Exercise prompt:
Return each line of the material verbatim.

The data:
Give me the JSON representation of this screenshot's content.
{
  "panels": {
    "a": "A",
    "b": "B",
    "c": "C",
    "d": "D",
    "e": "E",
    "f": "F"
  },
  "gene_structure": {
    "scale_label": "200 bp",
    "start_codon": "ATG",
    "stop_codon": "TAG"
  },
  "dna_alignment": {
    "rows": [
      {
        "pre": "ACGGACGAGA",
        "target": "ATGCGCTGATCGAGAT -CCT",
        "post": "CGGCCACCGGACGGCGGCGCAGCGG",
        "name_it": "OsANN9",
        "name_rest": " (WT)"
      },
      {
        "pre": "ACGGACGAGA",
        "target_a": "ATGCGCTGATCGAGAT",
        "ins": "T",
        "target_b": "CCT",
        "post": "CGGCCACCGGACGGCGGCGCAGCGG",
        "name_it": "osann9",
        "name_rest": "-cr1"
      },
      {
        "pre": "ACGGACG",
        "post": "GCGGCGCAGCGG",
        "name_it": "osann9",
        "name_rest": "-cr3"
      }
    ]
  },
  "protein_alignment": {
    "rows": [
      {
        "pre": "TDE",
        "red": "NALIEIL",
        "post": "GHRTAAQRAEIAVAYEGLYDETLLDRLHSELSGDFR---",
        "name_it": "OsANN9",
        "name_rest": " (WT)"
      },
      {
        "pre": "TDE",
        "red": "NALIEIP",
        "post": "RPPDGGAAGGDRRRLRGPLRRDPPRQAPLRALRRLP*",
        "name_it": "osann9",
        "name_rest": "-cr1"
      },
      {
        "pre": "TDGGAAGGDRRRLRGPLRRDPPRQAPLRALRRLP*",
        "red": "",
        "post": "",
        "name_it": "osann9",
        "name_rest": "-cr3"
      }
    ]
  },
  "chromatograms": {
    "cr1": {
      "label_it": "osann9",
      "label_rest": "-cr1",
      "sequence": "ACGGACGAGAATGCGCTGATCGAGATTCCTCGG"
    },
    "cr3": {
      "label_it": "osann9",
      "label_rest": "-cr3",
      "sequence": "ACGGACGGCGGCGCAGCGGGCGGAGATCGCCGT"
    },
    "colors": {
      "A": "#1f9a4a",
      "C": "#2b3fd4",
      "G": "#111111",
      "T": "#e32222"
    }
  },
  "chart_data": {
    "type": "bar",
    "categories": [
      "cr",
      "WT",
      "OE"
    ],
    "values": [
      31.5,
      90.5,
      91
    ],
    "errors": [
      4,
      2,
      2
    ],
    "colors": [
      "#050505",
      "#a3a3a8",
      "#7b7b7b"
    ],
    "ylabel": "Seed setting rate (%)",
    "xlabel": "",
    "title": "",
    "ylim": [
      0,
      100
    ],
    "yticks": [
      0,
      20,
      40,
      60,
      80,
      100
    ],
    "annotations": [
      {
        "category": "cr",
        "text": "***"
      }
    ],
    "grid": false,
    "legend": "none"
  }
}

Result below:
Give me the JSON representation of this screenshot's content.
{
  "panels": {
    "a": "A",
    "b": "B",
    "c": "C",
    "d": "D",
    "e": "E",
    "f": "F"
  },
  "gene_structure": {
    "scale_label": "200 bp",
    "start_codon": "ATG",
    "stop_codon": "TAG"
  },
  "dna_alignment": {
    "rows": [
      {
        "pre": "ACGGACGAGA",
        "target": "ATGCGCTGATCGAGAT -CCT",
        "post": "CGGCCACCGGACGGCGGCGCAGCGG",
        "name_it": "OsANN9",
        "name_rest": " (WT)"
      },
      {
        "pre": "ACGGACGAGA",
        "target_a": "ATGCGCTGATCGAGAT",
        "ins": "T",
        "target_b": "CCT",
        "post": "CGGCCACCGGACGGCGGCGCAGCGG",
        "name_it": "osann9",
        "name_rest": "-cr1"
      },
      {
        "pre": "ACGGACG",
        "post": "GCGGCGCAGCGG",
        "name_it": "osann9",
        "name_rest": "-cr3"
      }
    ]
  },
  "protein_alignment": {
    "rows": [
      {
        "pre": "TDE",
        "red": "NALIEIL",
        "post": "GHRTAAQRAEIAVAYEGLYDETLLDRLHSELSGDFR---",
        "name_it": "OsANN9",
        "name_rest": " (WT)"
      },
      {
        "pre": "TDE",
        "red": "NALIEIP",
        "post": "RPPDGGAAGGDRRRLRGPLRRDPPRQAPLRALRRLP*",
        "name_it": "osann9",
        "name_rest": "-cr1"
      },
      {
        "pre": "TDGGAAGGDRRRLRGPLRRDPPRQAPLRALRRLP*",
        "red": "",
        "post": "",
        "name_it": "osann9",
        "name_rest": "-cr3"
      }
    ]
  },
  "chromatograms": {
    "cr1": {
      "label_it": "osann9",
      "label_rest": "-cr1",
      "sequence": "ACGGACGAGAATGCGCTGATCGAGATTCCTCGG"
    },
    "cr3": {
      "label_it": "osann9",
      "label_rest": "-cr3",
      "sequence": "ACGGACGGCGGCGCAGCGGGCGGAGATCGCCGT"
    },
    "colors": {
      "A": "#1f9a4a",
      "C": "#2b3fd4",
      "G": "#111111",
      "T": "#e32222"
    }
  },
  "chart_data": {
    "type": "bar",
    "categories": [
      "cr",
      "WT",
      "OE"
    ],
    "values": [
      31.5,
      90.5,
      91
    ],
    "errors": [
      4,
      2,
      2
    ],
    "colors": [
      "#050505",
      "#a3a3a8",
      "#7b7b7b"
    ],
    "ylabel": "Seed setting rate (%)",
    "xlabel": "",
    "title": "",
    "ylim": [
      0,
      100
    ],
    "yticks": [
      0,
      20,
      40,
      60,
      80,
      100
    ],
    "annotations": [
      {
        "category": "cr",
        "text": "***"
      }
    ],
    "grid": false,
    "legend": "none"
  }
}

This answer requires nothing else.